■ TASK DESCRIPTION: The entries below should be given again exactly, minus their pictures.

■ SUPPLIED MATERIAL:
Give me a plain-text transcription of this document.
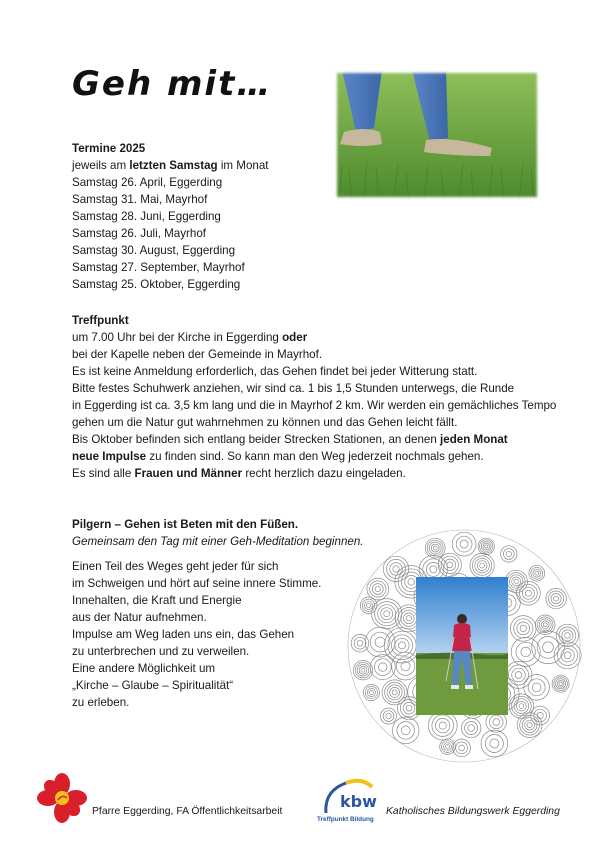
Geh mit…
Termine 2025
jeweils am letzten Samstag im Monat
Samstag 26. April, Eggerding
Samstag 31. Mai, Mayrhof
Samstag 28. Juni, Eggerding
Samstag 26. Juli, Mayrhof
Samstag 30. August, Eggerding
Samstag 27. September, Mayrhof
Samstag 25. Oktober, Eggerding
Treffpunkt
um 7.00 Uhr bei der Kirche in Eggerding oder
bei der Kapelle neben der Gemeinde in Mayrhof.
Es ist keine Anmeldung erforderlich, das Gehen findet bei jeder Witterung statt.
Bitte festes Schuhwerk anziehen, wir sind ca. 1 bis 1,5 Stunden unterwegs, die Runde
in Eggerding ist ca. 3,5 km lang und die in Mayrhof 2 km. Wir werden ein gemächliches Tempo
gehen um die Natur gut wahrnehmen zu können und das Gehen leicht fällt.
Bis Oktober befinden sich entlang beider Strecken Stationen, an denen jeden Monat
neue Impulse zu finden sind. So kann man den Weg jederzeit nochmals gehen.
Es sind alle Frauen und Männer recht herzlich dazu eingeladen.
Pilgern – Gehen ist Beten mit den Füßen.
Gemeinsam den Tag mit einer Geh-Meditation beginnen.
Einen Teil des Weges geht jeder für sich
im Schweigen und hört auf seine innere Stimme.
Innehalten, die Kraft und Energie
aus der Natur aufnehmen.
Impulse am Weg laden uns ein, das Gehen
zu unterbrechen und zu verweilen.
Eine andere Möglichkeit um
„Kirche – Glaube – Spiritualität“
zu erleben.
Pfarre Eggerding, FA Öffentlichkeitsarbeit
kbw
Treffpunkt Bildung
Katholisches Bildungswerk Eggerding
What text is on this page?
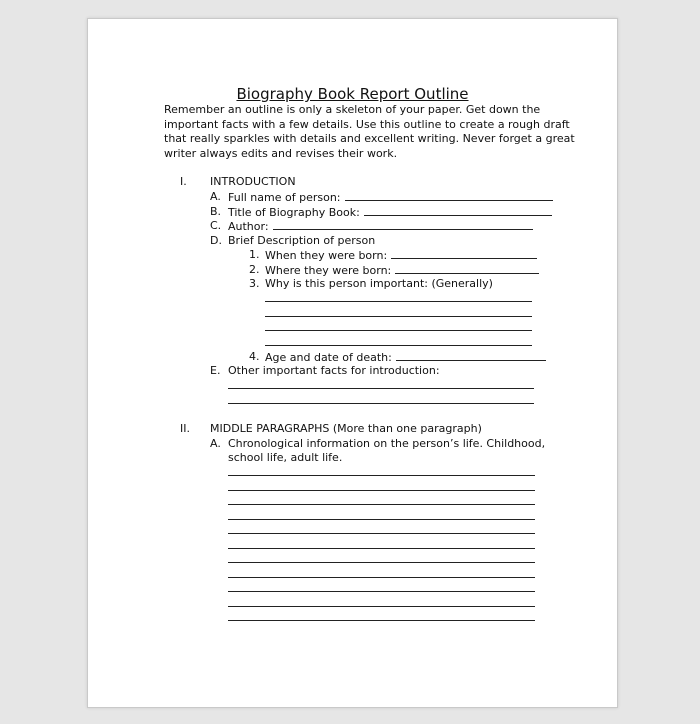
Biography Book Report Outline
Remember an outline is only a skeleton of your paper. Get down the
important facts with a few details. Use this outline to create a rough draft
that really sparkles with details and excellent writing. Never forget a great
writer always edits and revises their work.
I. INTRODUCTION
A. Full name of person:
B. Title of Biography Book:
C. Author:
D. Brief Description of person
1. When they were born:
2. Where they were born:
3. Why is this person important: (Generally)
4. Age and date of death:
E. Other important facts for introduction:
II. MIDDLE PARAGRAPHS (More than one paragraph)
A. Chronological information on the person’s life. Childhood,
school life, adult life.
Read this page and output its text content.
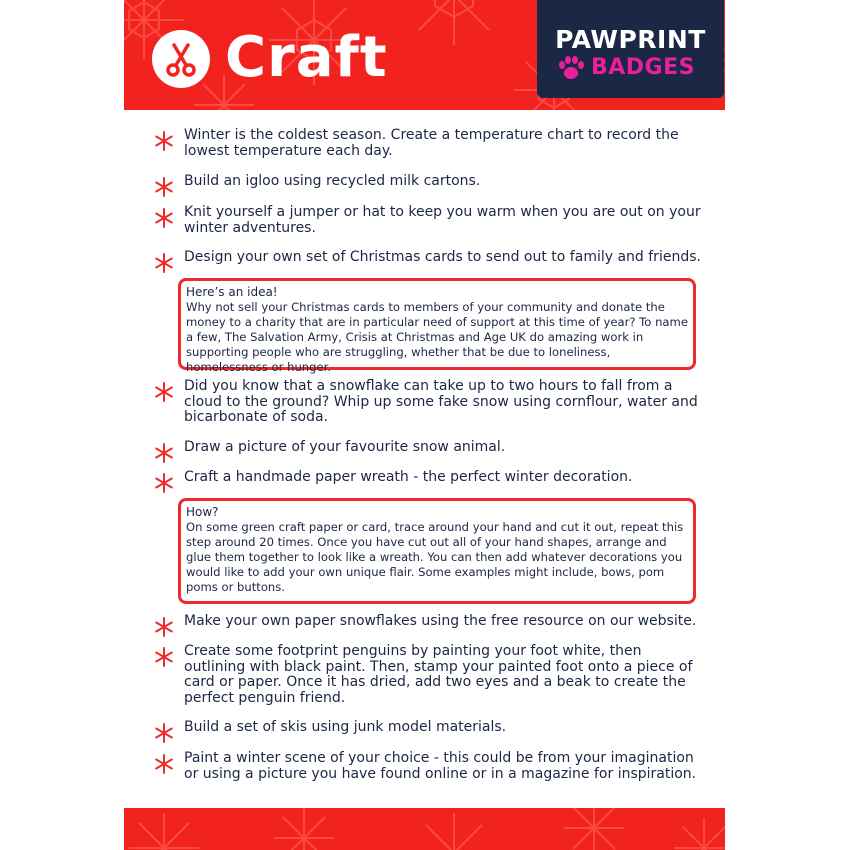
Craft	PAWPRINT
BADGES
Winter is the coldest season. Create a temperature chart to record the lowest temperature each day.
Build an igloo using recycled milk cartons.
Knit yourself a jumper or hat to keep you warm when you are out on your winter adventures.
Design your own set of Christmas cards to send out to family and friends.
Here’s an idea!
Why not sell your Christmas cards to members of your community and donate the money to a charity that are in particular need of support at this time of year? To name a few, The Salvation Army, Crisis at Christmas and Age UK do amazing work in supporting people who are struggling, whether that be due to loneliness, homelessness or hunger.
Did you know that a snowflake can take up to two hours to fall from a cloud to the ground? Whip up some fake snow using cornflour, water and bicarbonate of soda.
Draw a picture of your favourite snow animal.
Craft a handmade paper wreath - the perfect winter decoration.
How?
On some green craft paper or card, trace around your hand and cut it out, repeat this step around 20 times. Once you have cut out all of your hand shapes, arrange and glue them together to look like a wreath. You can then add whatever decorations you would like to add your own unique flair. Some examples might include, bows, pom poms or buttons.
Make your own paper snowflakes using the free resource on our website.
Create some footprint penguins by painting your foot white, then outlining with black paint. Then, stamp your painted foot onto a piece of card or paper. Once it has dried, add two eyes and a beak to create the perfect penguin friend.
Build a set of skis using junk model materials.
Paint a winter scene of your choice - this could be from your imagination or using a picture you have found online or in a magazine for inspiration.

■ SOLUTION FOR THIS PROBLEM:
Give me a plain-text transcription of this document.
Geh mit…
Termine 2025
jeweils am letzten Samstag im Monat
Samstag 26. April, Eggerding
Samstag 31. Mai, Mayrhof
Samstag 28. Juni, Eggerding
Samstag 26. Juli, Mayrhof
Samstag 30. August, Eggerding
Samstag 27. September, Mayrhof
Samstag 25. Oktober, Eggerding
Treffpunkt
um 7.00 Uhr bei der Kirche in Eggerding oder
bei der Kapelle neben der Gemeinde in Mayrhof.
Es ist keine Anmeldung erforderlich, das Gehen findet bei jeder Witterung statt.
Bitte festes Schuhwerk anziehen, wir sind ca. 1 bis 1,5 Stunden unterwegs, die Runde
in Eggerding ist ca. 3,5 km lang und die in Mayrhof 2 km. Wir werden ein gemächliches Tempo
gehen um die Natur gut wahrnehmen zu können und das Gehen leicht fällt.
Bis Oktober befinden sich entlang beider Strecken Stationen, an denen jeden Monat
neue Impulse zu finden sind. So kann man den Weg jederzeit nochmals gehen.
Es sind alle Frauen und Männer recht herzlich dazu eingeladen.
Pilgern – Gehen ist Beten mit den Füßen.
Gemeinsam den Tag mit einer Geh-Meditation beginnen.
Einen Teil des Weges geht jeder für sich
im Schweigen und hört auf seine innere Stimme.
Innehalten, die Kraft und Energie
aus der Natur aufnehmen.
Impulse am Weg laden uns ein, das Gehen
zu unterbrechen und zu verweilen.
Eine andere Möglichkeit um
„Kirche – Glaube – Spiritualität“
zu erleben.
Pfarre Eggerding, FA Öffentlichkeitsarbeit
kbw
Treffpunkt Bildung
Katholisches Bildungswerk Eggerding
What text is on this page?
Biography Book Report Outline
Remember an outline is only a skeleton of your paper. Get down the
important facts with a few details. Use this outline to create a rough draft
that really sparkles with details and excellent writing. Never forget a great
writer always edits and revises their work.
I. INTRODUCTION
A. Full name of person:
B. Title of Biography Book:
C. Author:
D. Brief Description of person
1. When they were born:
2. Where they were born:
3. Why is this person important: (Generally)
4. Age and date of death:
E. Other important facts for introduction:
II. MIDDLE PARAGRAPHS (More than one paragraph)
A. Chronological information on the person’s life. Childhood,
school life, adult life.
Read this page and output its text content.
Craft	PAWPRINT
BADGES
Winter is the coldest season. Create a temperature chart to record the lowest temperature each day.
Build an igloo using recycled milk cartons.
Knit yourself a jumper or hat to keep you warm when you are out on your winter adventures.
Design your own set of Christmas cards to send out to family and friends.
Here’s an idea!
Why not sell your Christmas cards to members of your community and donate the money to a charity that are in particular need of support at this time of year? To name a few, The Salvation Army, Crisis at Christmas and Age UK do amazing work in supporting people who are struggling, whether that be due to loneliness, homelessness or hunger.
Did you know that a snowflake can take up to two hours to fall from a cloud to the ground? Whip up some fake snow using cornflour, water and bicarbonate of soda.
Draw a picture of your favourite snow animal.
Craft a handmade paper wreath - the perfect winter decoration.
How?
On some green craft paper or card, trace around your hand and cut it out, repeat this step around 20 times. Once you have cut out all of your hand shapes, arrange and glue them together to look like a wreath. You can then add whatever decorations you would like to add your own unique flair. Some examples might include, bows, pom poms or buttons.
Make your own paper snowflakes using the free resource on our website.
Create some footprint penguins by painting your foot white, then outlining with black paint. Then, stamp your painted foot onto a piece of card or paper. Once it has dried, add two eyes and a beak to create the perfect penguin friend.
Build a set of skis using junk model materials.
Paint a winter scene of your choice - this could be from your imagination or using a picture you have found online or in a magazine for inspiration.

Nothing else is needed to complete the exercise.